What is expected | Go through the listing and pick out each line with the word "plura" in it.
------------------------------------------------------------------------
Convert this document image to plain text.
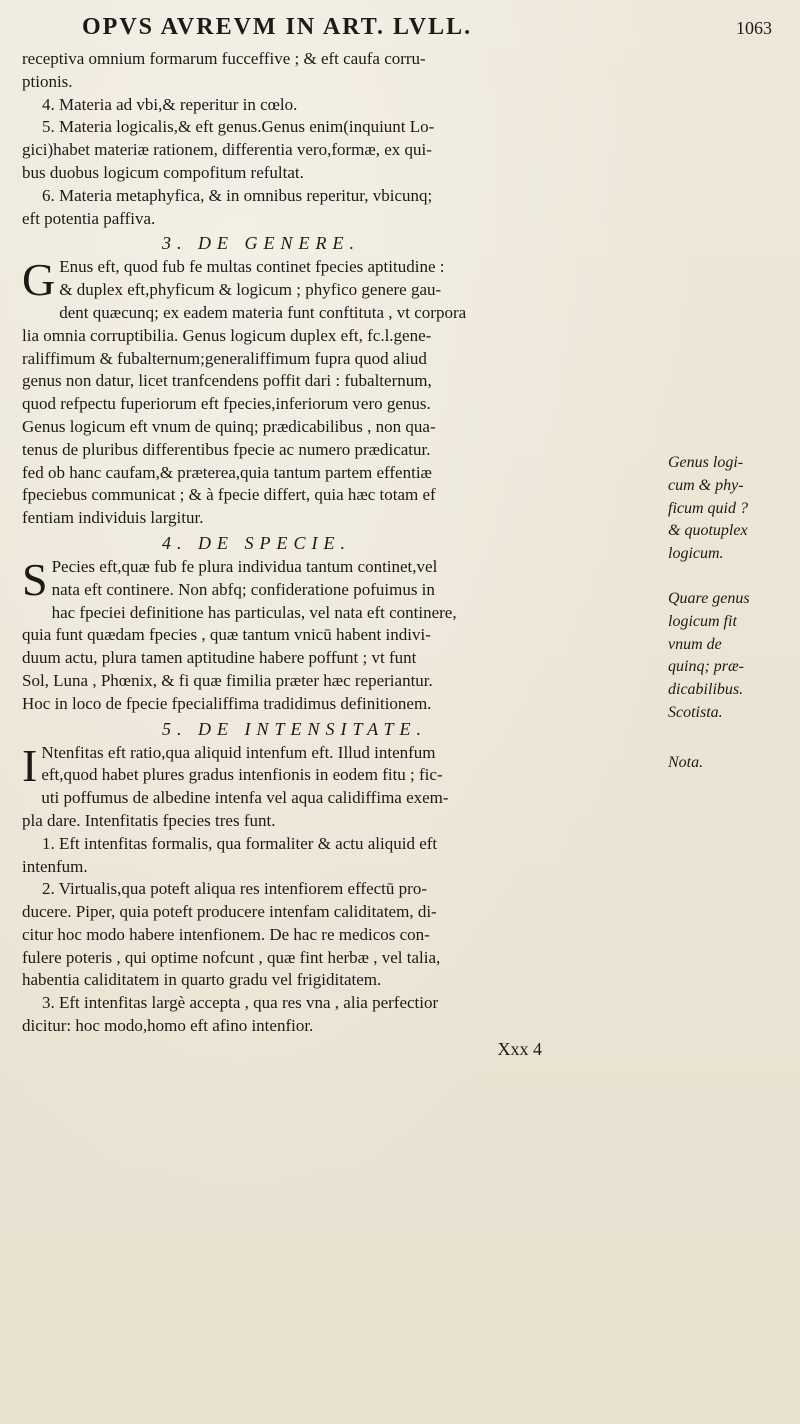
OPVS AVREVM IN ART. LVLL.	1063
receptiva omnium formarum fucceffive ; & eft caufa corru-
ptionis.
4. Materia ad vbi,& reperitur in cœlo.
5. Materia logicalis,& eft genus.Genus enim(inquiunt Lo-
gici)habet materiæ rationem, differentia vero,formæ, ex qui-
bus duobus logicum compofitum refultat.
6. Materia metaphyfica, & in omnibus reperitur, vbicunq;
eft potentia paffiva.
3. DE GENERE.
G Enus eft, quod fub fe multas continet fpecies aptitudine :
& duplex eft,phyficum & logicum ; phyfico genere gau-
dent quæcunq; ex eadem materia funt conftituta , vt corpora
lia omnia corruptibilia. Genus logicum duplex eft, fc.l.gene-
raliffimum & fubalternum;generaliffimum fupra quod aliud
genus non datur, licet tranfcendens poffit dari : fubalternum,
quod refpectu fuperiorum eft fpecies,inferiorum vero genus.
Genus logicum eft vnum de quinq; prædicabilibus , non qua-
tenus de pluribus differentibus fpecie ac numero prædicatur.
fed ob hanc caufam,& præterea,quia tantum partem effentiæ
fpeciebus communicat ; & à fpecie differt, quia hæc totam ef
fentiam individuis largitur.
4. DE SPECIE.
S Pecies eft,quæ fub fe plura individua tantum continet,vel
nata eft continere. Non abfq; confideratione pofuimus in
hac fpeciei definitione has particulas, vel nata eft continere,
quia funt quædam fpecies , quæ tantum vnicū habent indivi-
duum actu, plura tamen aptitudine habere poffunt ; vt funt
Sol, Luna , Phœnix, & fi quæ fimilia præter hæc reperiantur.
Hoc in loco de fpecie fpecialiffima tradidimus definitionem.
5. DE INTENSITATE.
I Ntenfitas eft ratio,qua aliquid intenfum eft. Illud intenfum
eft,quod habet plures gradus intenfionis in eodem fitu ; fic-
uti poffumus de albedine intenfa vel aqua calidiffima exem-
pla dare. Intenfitatis fpecies tres funt.
1. Eft intenfitas formalis, qua formaliter & actu aliquid eft
intenfum.
2. Virtualis,qua poteft aliqua res intenfiorem effectū pro-
ducere. Piper, quia poteft producere intenfam caliditatem, di-
citur hoc modo habere intenfionem. De hac re medicos con-
fulere poteris , qui optime nofcunt , quæ fint herbæ , vel talia,
habentia caliditatem in quarto gradu vel frigiditatem.
3. Eft intenfitas largè accepta , qua res vna , alia perfectior
dicitur: hoc modo,homo eft afino intenfior.
Xxx 4
Genus logi-
cum & phy-
ficum quid ?
& quotuplex
logicum.
Quare genus
logicum fit
vnum de
quinq; præ-
dicabilibus.
Scotista.
Nota.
------------------------------------------------------------------------
Task solution |
S Pecies eft,quæ fub fe plura individua tantum continet,vel
duum actu, plura tamen aptitudine habere poffunt ; vt funt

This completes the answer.